STORED DATA =
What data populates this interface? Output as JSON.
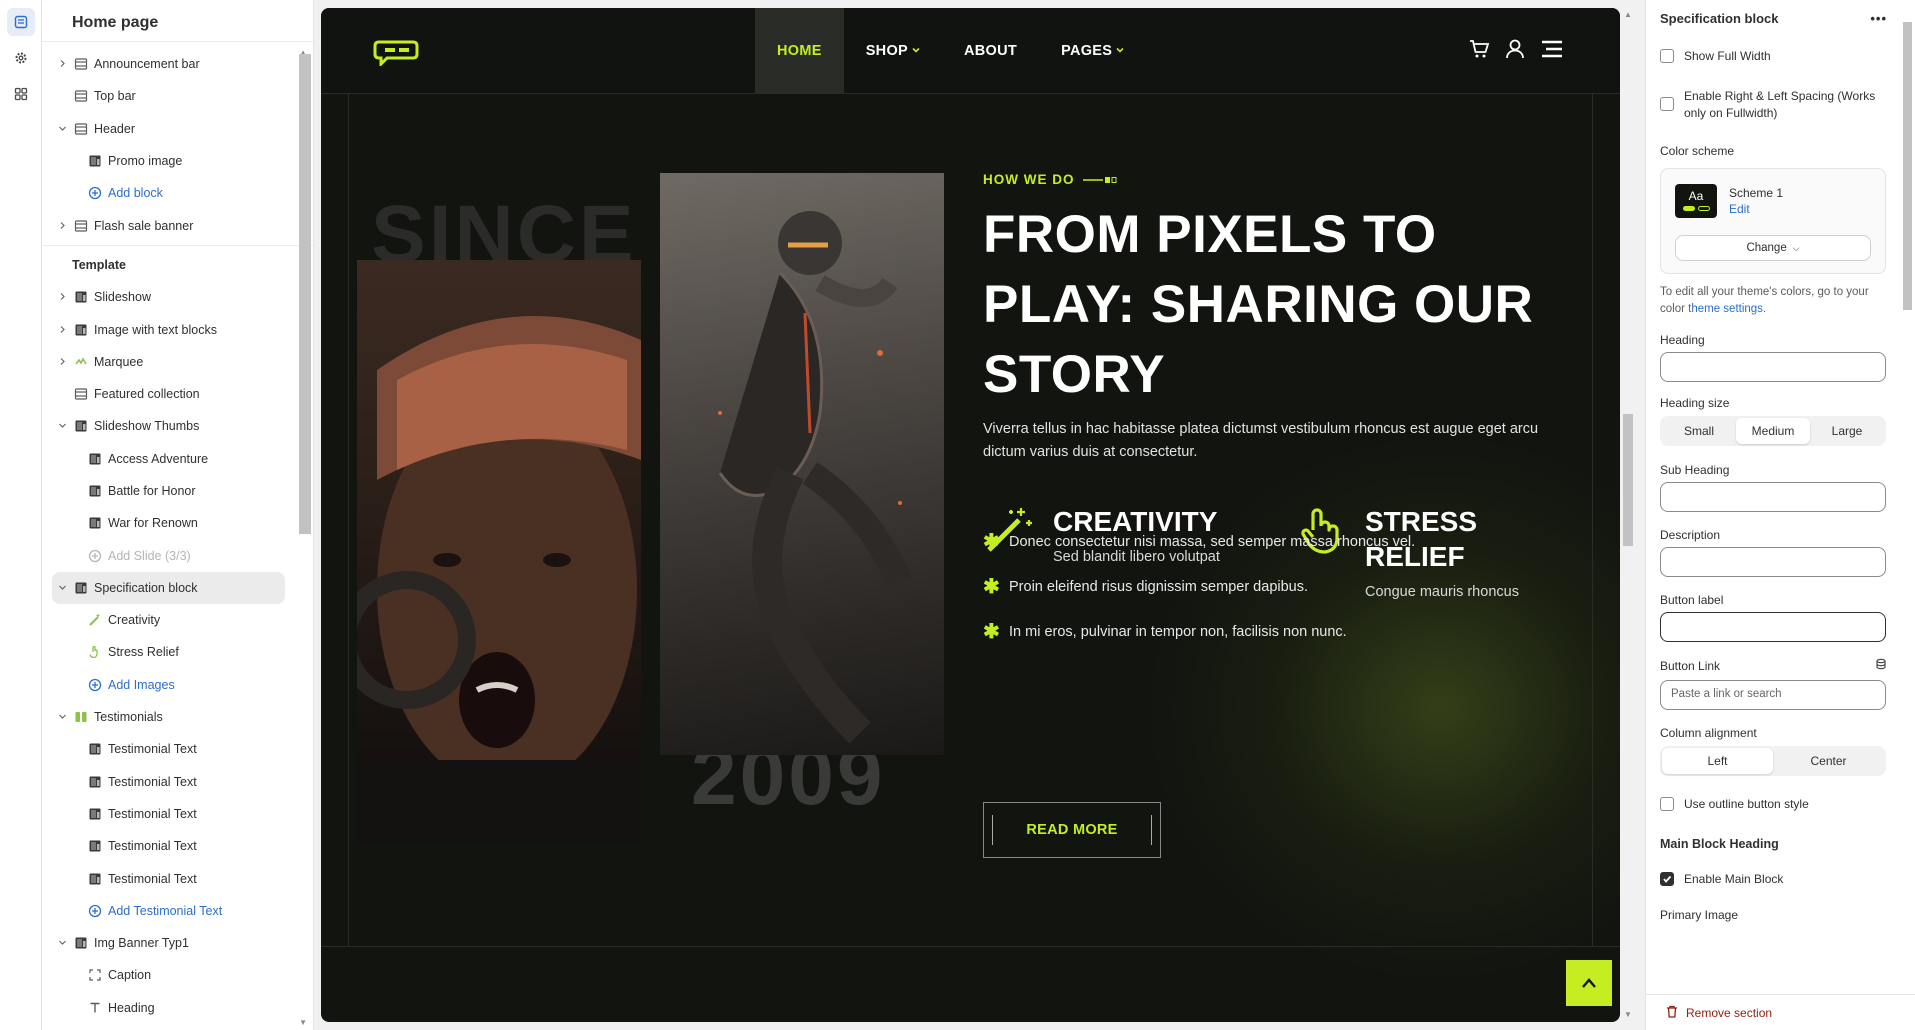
{
  "sidebar": {
    "title": "Home page",
    "items": [
      {
        "label": "Announcement bar",
        "level": 0,
        "chevron": true,
        "icon": "section-icon"
      },
      {
        "label": "Top bar",
        "level": 0,
        "chevron": false,
        "icon": "section-icon"
      },
      {
        "label": "Header",
        "level": 0,
        "chevron": true,
        "open": true,
        "icon": "section-icon"
      },
      {
        "label": "Promo image",
        "level": 1,
        "icon": "image-icon"
      },
      {
        "label": "Add block",
        "level": 1,
        "icon": "add-icon",
        "blue": true
      },
      {
        "label": "Flash sale banner",
        "level": 0,
        "chevron": true,
        "icon": "section-icon"
      }
    ],
    "template_label": "Template",
    "template_items": [
      {
        "label": "Slideshow",
        "level": 0,
        "chevron": true,
        "icon": "image-icon"
      },
      {
        "label": "Image with text blocks",
        "level": 0,
        "chevron": true,
        "icon": "image-icon"
      },
      {
        "label": "Marquee",
        "level": 0,
        "chevron": true,
        "icon": "marquee-icon"
      },
      {
        "label": "Featured collection",
        "level": 0,
        "chevron": false,
        "icon": "section-icon"
      },
      {
        "label": "Slideshow Thumbs",
        "level": 0,
        "chevron": true,
        "open": true,
        "icon": "image-icon"
      },
      {
        "label": "Access Adventure",
        "level": 1,
        "icon": "image-icon"
      },
      {
        "label": "Battle for Honor",
        "level": 1,
        "icon": "image-icon"
      },
      {
        "label": "War for Renown",
        "level": 1,
        "icon": "image-icon"
      },
      {
        "label": "Add Slide (3/3)",
        "level": 1,
        "icon": "add-icon",
        "muted": true
      },
      {
        "label": "Specification block",
        "level": 0,
        "chevron": true,
        "open": true,
        "icon": "image-icon",
        "selected": true
      },
      {
        "label": "Creativity",
        "level": 1,
        "icon": "wand-icon"
      },
      {
        "label": "Stress Relief",
        "level": 1,
        "icon": "hand-icon"
      },
      {
        "label": "Add Images",
        "level": 1,
        "icon": "add-icon",
        "blue": true
      },
      {
        "label": "Testimonials",
        "level": 0,
        "chevron": true,
        "open": true,
        "icon": "quote-icon"
      },
      {
        "label": "Testimonial Text",
        "level": 1,
        "icon": "image-icon"
      },
      {
        "label": "Testimonial Text",
        "level": 1,
        "icon": "image-icon"
      },
      {
        "label": "Testimonial Text",
        "level": 1,
        "icon": "image-icon"
      },
      {
        "label": "Testimonial Text",
        "level": 1,
        "icon": "image-icon"
      },
      {
        "label": "Testimonial Text",
        "level": 1,
        "icon": "image-icon"
      },
      {
        "label": "Add Testimonial Text",
        "level": 1,
        "icon": "add-icon",
        "blue": true
      },
      {
        "label": "Img Banner Typ1",
        "level": 0,
        "chevron": true,
        "open": true,
        "icon": "image-icon"
      },
      {
        "label": "Caption",
        "level": 1,
        "icon": "caption-icon"
      },
      {
        "label": "Heading",
        "level": 1,
        "icon": "text-icon"
      }
    ]
  },
  "preview": {
    "nav": {
      "items": [
        {
          "label": "HOME",
          "active": true,
          "dropdown": false
        },
        {
          "label": "SHOP",
          "active": false,
          "dropdown": true
        },
        {
          "label": "ABOUT",
          "active": false,
          "dropdown": false
        },
        {
          "label": "PAGES",
          "active": false,
          "dropdown": true
        }
      ],
      "icons": [
        "cart-icon",
        "user-icon",
        "menu-icon"
      ]
    },
    "since_text": "SINCE",
    "year_text": "2009",
    "eyebrow": "HOW WE DO",
    "headline": "FROM PIXELS TO PLAY: SHARING OUR STORY",
    "description": "Viverra tellus in hac habitasse platea dictumst vestibulum rhoncus est augue eget arcu dictum varius duis at consectetur.",
    "features": [
      {
        "title": "CREATIVITY",
        "subtitle": "Sed blandit libero volutpat",
        "icon": "wand-icon"
      },
      {
        "title": "STRESS RELIEF",
        "subtitle": "Congue mauris rhoncus",
        "icon": "hand-icon"
      }
    ],
    "bullets": [
      "Donec consectetur nisi massa, sed semper massa rhoncus vel.",
      "Proin eleifend risus dignissim semper dapibus.",
      "In mi eros, pulvinar in tempor non, facilisis non nunc."
    ],
    "button_label": "READ MORE",
    "accent": "#c4ee22"
  },
  "panel": {
    "title": "Specification block",
    "show_full_width": "Show Full Width",
    "spacing": "Enable Right & Left Spacing (Works only on Fullwidth)",
    "color_scheme_label": "Color scheme",
    "scheme_name": "Scheme 1",
    "scheme_edit": "Edit",
    "scheme_swatch": "Aa",
    "change_label": "Change",
    "theme_note_prefix": "To edit all your theme's colors, go to your color",
    "theme_note_link": "theme settings.",
    "heading_label": "Heading",
    "heading_size_label": "Heading size",
    "heading_sizes": [
      "Small",
      "Medium",
      "Large"
    ],
    "heading_size_selected": "Medium",
    "subheading_label": "Sub Heading",
    "description_label": "Description",
    "button_label_label": "Button label",
    "button_link_label": "Button Link",
    "button_link_placeholder": "Paste a link or search",
    "column_alignment_label": "Column alignment",
    "alignments": [
      "Left",
      "Center"
    ],
    "alignment_selected": "Left",
    "outline_label": "Use outline button style",
    "main_block_heading": "Main Block Heading",
    "enable_main_block": "Enable Main Block",
    "primary_image_label": "Primary Image",
    "remove_label": "Remove section"
  }
}
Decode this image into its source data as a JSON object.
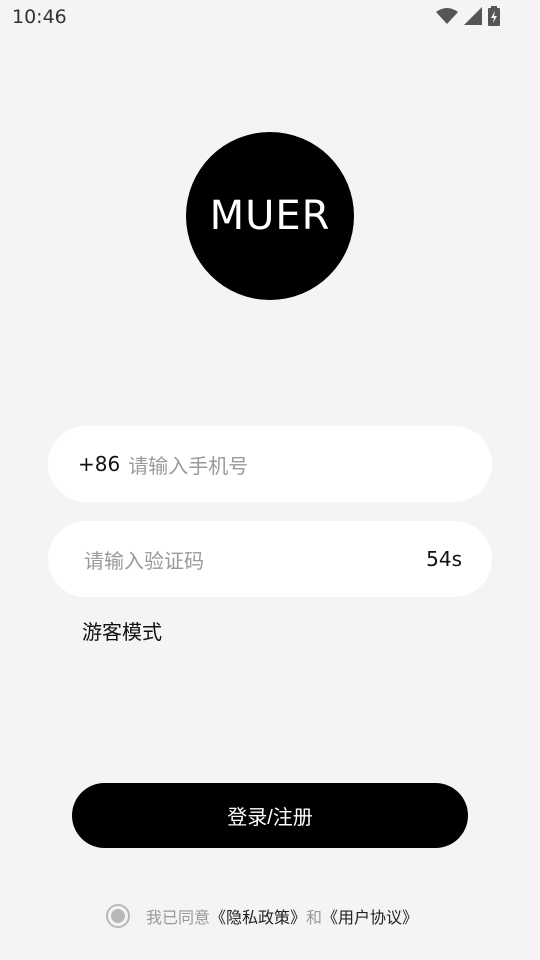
{
  "status_bar": {
    "time": "10:46"
  },
  "logo": {
    "text": "MUER"
  },
  "phone_field": {
    "prefix": "+86",
    "placeholder": "请输入手机号"
  },
  "code_field": {
    "placeholder": "请输入验证码",
    "countdown": "54s"
  },
  "guest_mode": {
    "label": "游客模式"
  },
  "login_button": {
    "label": "登录/注册"
  },
  "agreement": {
    "prefix": "我已同意",
    "privacy_link": "《隐私政策》",
    "conjunction": "和",
    "user_link": "《用户协议》"
  },
  "colors": {
    "background": "#f4f4f6",
    "primary": "#000000",
    "field_bg": "#ffffff",
    "placeholder": "#9a9a9a"
  }
}
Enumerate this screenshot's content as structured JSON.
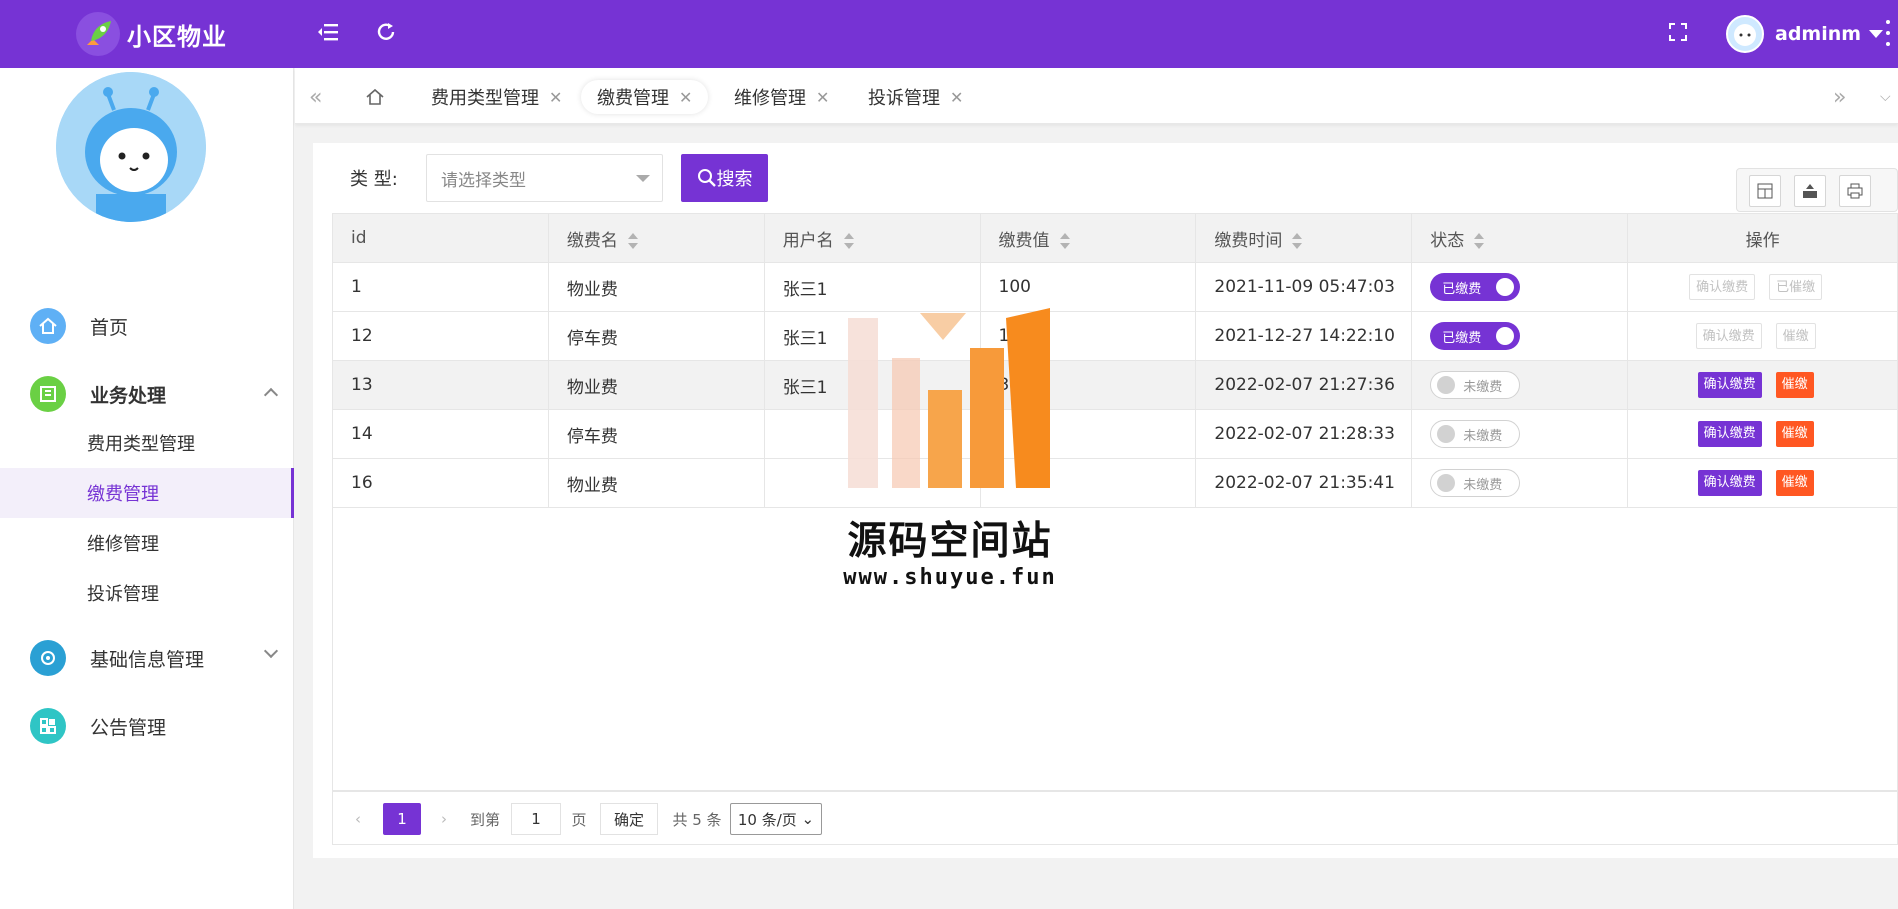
{
  "app": {
    "title": "小区物业"
  },
  "header": {
    "user_name": "adminm",
    "icons": [
      "logo-icon",
      "menu-collapse-icon",
      "refresh-icon",
      "fullscreen-icon",
      "more-icon"
    ]
  },
  "sidebar": {
    "items": [
      {
        "label": "首页",
        "icon": "home-icon",
        "color": "#5fb0f5"
      },
      {
        "label": "业务处理",
        "icon": "business-icon",
        "color": "#6ad044"
      },
      {
        "label": "基础信息管理",
        "icon": "gear-icon",
        "color": "#2aa0d4"
      },
      {
        "label": "公告管理",
        "icon": "apps-icon",
        "color": "#2fc5c5"
      }
    ],
    "sub_items": [
      {
        "label": "费用类型管理"
      },
      {
        "label": "缴费管理"
      },
      {
        "label": "维修管理"
      },
      {
        "label": "投诉管理"
      }
    ]
  },
  "tabs": [
    {
      "label": "费用类型管理"
    },
    {
      "label": "缴费管理"
    },
    {
      "label": "维修管理"
    },
    {
      "label": "投诉管理"
    }
  ],
  "filter": {
    "label": "类 型:",
    "placeholder": "请选择类型",
    "search_label": "搜索"
  },
  "table": {
    "headers": [
      "id",
      "缴费名",
      "用户名",
      "缴费值",
      "缴费时间",
      "状态",
      "操作"
    ],
    "rows": [
      {
        "id": "1",
        "name": "物业费",
        "user": "张三1",
        "value": "100",
        "time": "2021-11-09 05:47:03",
        "status": "已缴费",
        "paid": true,
        "a1": "确认缴费",
        "a2": "已催缴"
      },
      {
        "id": "12",
        "name": "停车费",
        "user": "张三1",
        "value": "100",
        "time": "2021-12-27 14:22:10",
        "status": "已缴费",
        "paid": true,
        "a1": "确认缴费",
        "a2": "催缴"
      },
      {
        "id": "13",
        "name": "物业费",
        "user": "张三1",
        "value": "3",
        "time": "2022-02-07 21:27:36",
        "status": "未缴费",
        "paid": false,
        "a1": "确认缴费",
        "a2": "催缴"
      },
      {
        "id": "14",
        "name": "停车费",
        "user": "",
        "value": "",
        "time": "2022-02-07 21:28:33",
        "status": "未缴费",
        "paid": false,
        "a1": "确认缴费",
        "a2": "催缴"
      },
      {
        "id": "16",
        "name": "物业费",
        "user": "",
        "value": "",
        "time": "2022-02-07 21:35:41",
        "status": "未缴费",
        "paid": false,
        "a1": "确认缴费",
        "a2": "催缴"
      }
    ]
  },
  "pagination": {
    "current": "1",
    "goto_label": "到第",
    "goto_value": "1",
    "page_unit": "页",
    "confirm_label": "确定",
    "total_label": "共 5 条",
    "page_size": "10 条/页"
  },
  "watermark": {
    "title": "源码空间站",
    "url": "www.shuyue.fun"
  },
  "colors": {
    "accent": "#7633d4",
    "danger": "#ff5722"
  }
}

PROBLEM = Check all the records above and select each line where the string "consectetur" is found.

ANSWER FOR THIS EXERCISE =
    "description": "Viverra tellus in hac habitasse platea dictumst vestibulum rhoncus est augue eget arcu dictum varius duis at consectetur.",
      "Donec consectetur nisi massa, sed semper massa rhoncus vel.",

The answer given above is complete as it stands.